**EXCERPTED DATA:**
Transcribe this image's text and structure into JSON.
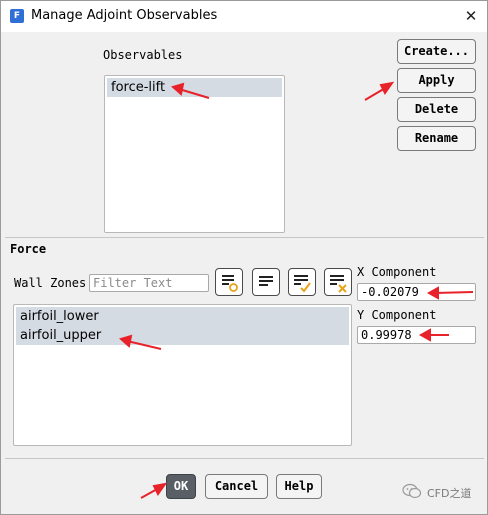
{
  "window": {
    "title": "Manage Adjoint Observables",
    "app_icon_letter": "F"
  },
  "observables": {
    "label": "Observables",
    "items": [
      {
        "label": "force-lift",
        "selected": true
      }
    ]
  },
  "side_buttons": {
    "create": "Create...",
    "apply": "Apply",
    "delete": "Delete",
    "rename": "Rename"
  },
  "force": {
    "section_label": "Force",
    "wall_zones_label": "Wall Zones",
    "filter_placeholder": "Filter Text",
    "zones": [
      {
        "label": "airfoil_lower",
        "selected": true
      },
      {
        "label": "airfoil_upper",
        "selected": true
      }
    ],
    "x_component_label": "X Component",
    "x_component_value": "-0.02079",
    "y_component_label": "Y Component",
    "y_component_value": "0.99978"
  },
  "footer": {
    "ok": "OK",
    "cancel": "Cancel",
    "help": "Help"
  },
  "watermark": {
    "text": "CFD之道"
  },
  "colors": {
    "annotation_arrow": "#e8222a",
    "selection": "#d5dbe3",
    "ok_button": "#5a5f66",
    "checkmark": "#e8a317",
    "clear_x": "#e8a317"
  }
}
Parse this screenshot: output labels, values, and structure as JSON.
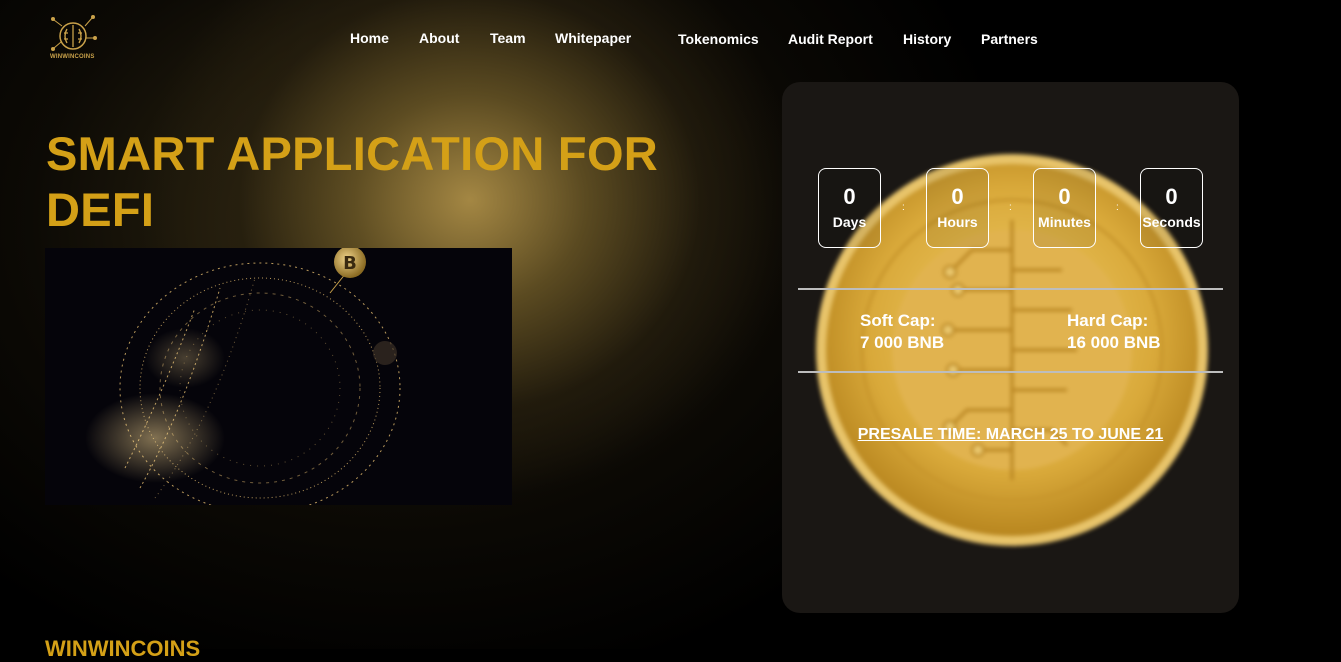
{
  "brand": {
    "name": "WINWINCOINS"
  },
  "nav": {
    "home": "Home",
    "about": "About",
    "team": "Team",
    "whitepaper": "Whitepaper",
    "tokenomics": "Tokenomics",
    "audit": "Audit Report",
    "history": "History",
    "partners": "Partners"
  },
  "hero": {
    "title": "SMART APPLICATION FOR DEFI",
    "bottom_title": "WINWINCOINS"
  },
  "countdown": {
    "days": {
      "value": "0",
      "label": "Days"
    },
    "hours": {
      "value": "0",
      "label": "Hours"
    },
    "minutes": {
      "value": "0",
      "label": "Minutes"
    },
    "seconds": {
      "value": "0",
      "label": "Seconds"
    },
    "separator": ":"
  },
  "caps": {
    "soft_label": "Soft Cap:",
    "soft_value": "7 000 BNB",
    "hard_label": "Hard Cap:",
    "hard_value": "16 000 BNB"
  },
  "presale": {
    "text": "PRESALE TIME: MARCH 25 TO JUNE 21"
  },
  "colors": {
    "accent": "#d4a017",
    "background": "#000000",
    "card": "#1a1714"
  },
  "icons": {
    "logo": "brain-circuit-logo",
    "hero": "crypto-globe-image",
    "coin": "circuit-coin-image"
  }
}
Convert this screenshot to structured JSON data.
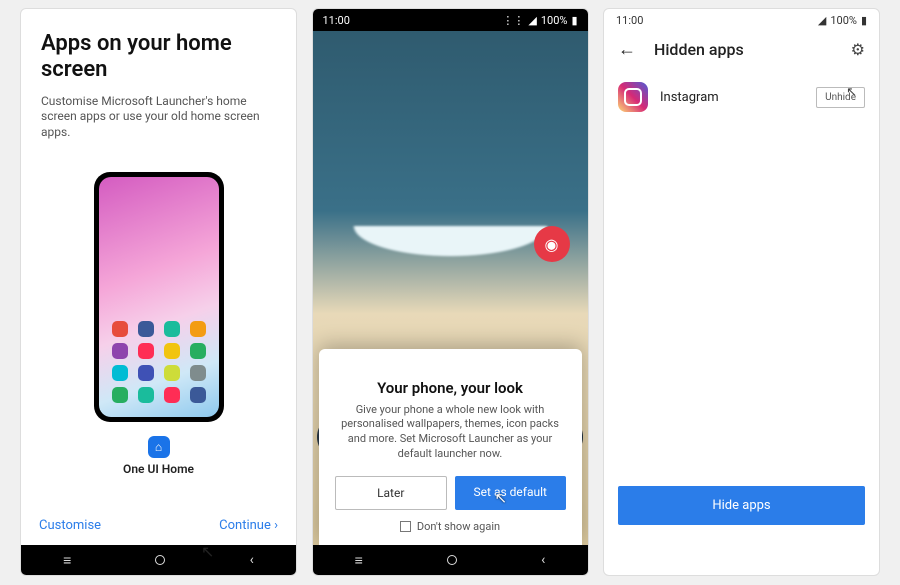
{
  "panel1": {
    "title": "Apps on your home screen",
    "subtitle": "Customise Microsoft Launcher's home screen apps or use your old home screen apps.",
    "launcher_name": "One UI Home",
    "customise": "Customise",
    "continue": "Continue"
  },
  "panel2": {
    "time": "11:00",
    "battery": "100%",
    "sheet_title": "Your phone, your look",
    "sheet_body": "Give your phone a whole new look with personalised wallpapers, themes, icon packs and more. Set Microsoft Launcher as your default launcher now.",
    "later": "Later",
    "set_default": "Set as default",
    "dont_show": "Don't show again"
  },
  "panel3": {
    "time": "11:00",
    "battery": "100%",
    "title": "Hidden apps",
    "app_name": "Instagram",
    "unhide": "Unhide",
    "hide_apps": "Hide apps"
  }
}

**PROBLEM STATEMENT:** Tally up the lines in the records containing the word "phone", then give the count and nothing else.

**ANSWER FOR THIS EXERCISE:** 2